- YOUR TASK -
Reproduce all the material exactly, minus any pictures it holds.
[INFORMATION GIVEN start]
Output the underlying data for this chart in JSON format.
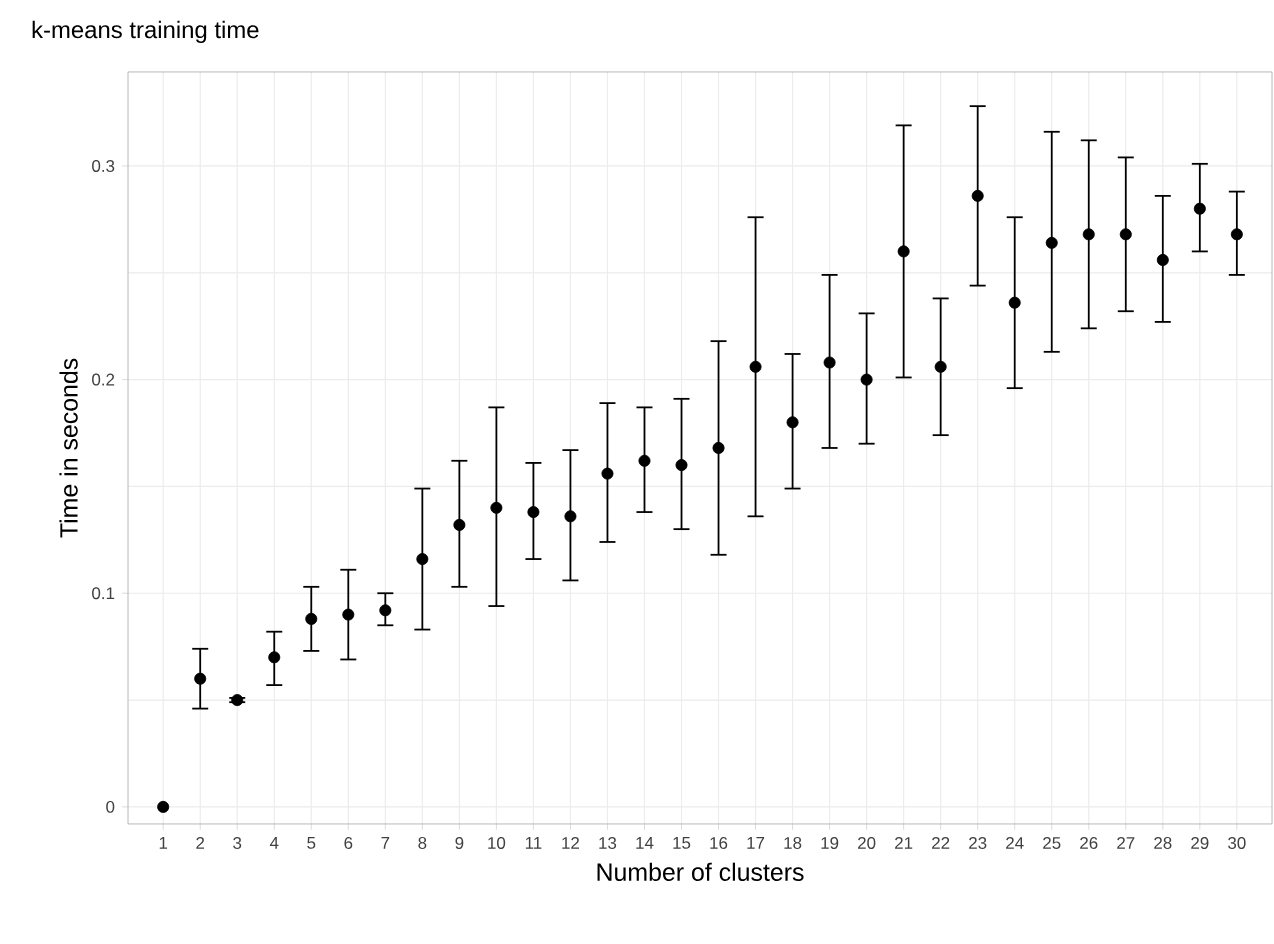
{
  "chart_data": {
    "type": "scatter",
    "title": "k-means training time",
    "xlabel": "Number of clusters",
    "ylabel": "Time in seconds",
    "x": [
      1,
      2,
      3,
      4,
      5,
      6,
      7,
      8,
      9,
      10,
      11,
      12,
      13,
      14,
      15,
      16,
      17,
      18,
      19,
      20,
      21,
      22,
      23,
      24,
      25,
      26,
      27,
      28,
      29,
      30
    ],
    "values": [
      0,
      0.06,
      0.05,
      0.07,
      0.088,
      0.09,
      0.092,
      0.116,
      0.132,
      0.14,
      0.138,
      0.136,
      0.156,
      0.162,
      0.16,
      0.168,
      0.206,
      0.18,
      0.208,
      0.2,
      0.26,
      0.206,
      0.286,
      0.236,
      0.264,
      0.268,
      0.268,
      0.256,
      0.28,
      0.268
    ],
    "errors": [
      null,
      [
        0.046,
        0.074
      ],
      [
        0.049,
        0.051
      ],
      [
        0.057,
        0.082
      ],
      [
        0.073,
        0.103
      ],
      [
        0.069,
        0.111
      ],
      [
        0.085,
        0.1
      ],
      [
        0.083,
        0.149
      ],
      [
        0.103,
        0.162
      ],
      [
        0.094,
        0.187
      ],
      [
        0.116,
        0.161
      ],
      [
        0.106,
        0.167
      ],
      [
        0.124,
        0.189
      ],
      [
        0.138,
        0.187
      ],
      [
        0.13,
        0.191
      ],
      [
        0.118,
        0.218
      ],
      [
        0.136,
        0.276
      ],
      [
        0.149,
        0.212
      ],
      [
        0.168,
        0.249
      ],
      [
        0.17,
        0.231
      ],
      [
        0.201,
        0.319
      ],
      [
        0.174,
        0.238
      ],
      [
        0.244,
        0.328
      ],
      [
        0.196,
        0.276
      ],
      [
        0.213,
        0.316
      ],
      [
        0.224,
        0.312
      ],
      [
        0.232,
        0.304
      ],
      [
        0.227,
        0.286
      ],
      [
        0.26,
        0.301
      ],
      [
        0.249,
        0.288
      ]
    ],
    "color": "#000000",
    "marker": "circle",
    "grid": true,
    "xlim": [
      0.05,
      30.95
    ],
    "ylim": [
      -0.008,
      0.344
    ],
    "xticks": [
      1,
      2,
      3,
      4,
      5,
      6,
      7,
      8,
      9,
      10,
      11,
      12,
      13,
      14,
      15,
      16,
      17,
      18,
      19,
      20,
      21,
      22,
      23,
      24,
      25,
      26,
      27,
      28,
      29,
      30
    ],
    "yticks": [
      0,
      0.1,
      0.2,
      0.3
    ]
  }
}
[INFORMATION GIVEN end]
- RESULT OF THIS EXERCISE -
Output the underlying data for this chart in JSON format.
{
  "chart_data": {
    "type": "scatter",
    "title": "k-means training time",
    "xlabel": "Number of clusters",
    "ylabel": "Time in seconds",
    "x": [
      1,
      2,
      3,
      4,
      5,
      6,
      7,
      8,
      9,
      10,
      11,
      12,
      13,
      14,
      15,
      16,
      17,
      18,
      19,
      20,
      21,
      22,
      23,
      24,
      25,
      26,
      27,
      28,
      29,
      30
    ],
    "values": [
      0,
      0.06,
      0.05,
      0.07,
      0.088,
      0.09,
      0.092,
      0.116,
      0.132,
      0.14,
      0.138,
      0.136,
      0.156,
      0.162,
      0.16,
      0.168,
      0.206,
      0.18,
      0.208,
      0.2,
      0.26,
      0.206,
      0.286,
      0.236,
      0.264,
      0.268,
      0.268,
      0.256,
      0.28,
      0.268
    ],
    "errors": [
      null,
      [
        0.046,
        0.074
      ],
      [
        0.049,
        0.051
      ],
      [
        0.057,
        0.082
      ],
      [
        0.073,
        0.103
      ],
      [
        0.069,
        0.111
      ],
      [
        0.085,
        0.1
      ],
      [
        0.083,
        0.149
      ],
      [
        0.103,
        0.162
      ],
      [
        0.094,
        0.187
      ],
      [
        0.116,
        0.161
      ],
      [
        0.106,
        0.167
      ],
      [
        0.124,
        0.189
      ],
      [
        0.138,
        0.187
      ],
      [
        0.13,
        0.191
      ],
      [
        0.118,
        0.218
      ],
      [
        0.136,
        0.276
      ],
      [
        0.149,
        0.212
      ],
      [
        0.168,
        0.249
      ],
      [
        0.17,
        0.231
      ],
      [
        0.201,
        0.319
      ],
      [
        0.174,
        0.238
      ],
      [
        0.244,
        0.328
      ],
      [
        0.196,
        0.276
      ],
      [
        0.213,
        0.316
      ],
      [
        0.224,
        0.312
      ],
      [
        0.232,
        0.304
      ],
      [
        0.227,
        0.286
      ],
      [
        0.26,
        0.301
      ],
      [
        0.249,
        0.288
      ]
    ],
    "color": "#000000",
    "marker": "circle",
    "grid": true,
    "xlim": [
      0.05,
      30.95
    ],
    "ylim": [
      -0.008,
      0.344
    ],
    "xticks": [
      1,
      2,
      3,
      4,
      5,
      6,
      7,
      8,
      9,
      10,
      11,
      12,
      13,
      14,
      15,
      16,
      17,
      18,
      19,
      20,
      21,
      22,
      23,
      24,
      25,
      26,
      27,
      28,
      29,
      30
    ],
    "yticks": [
      0,
      0.1,
      0.2,
      0.3
    ]
  }
}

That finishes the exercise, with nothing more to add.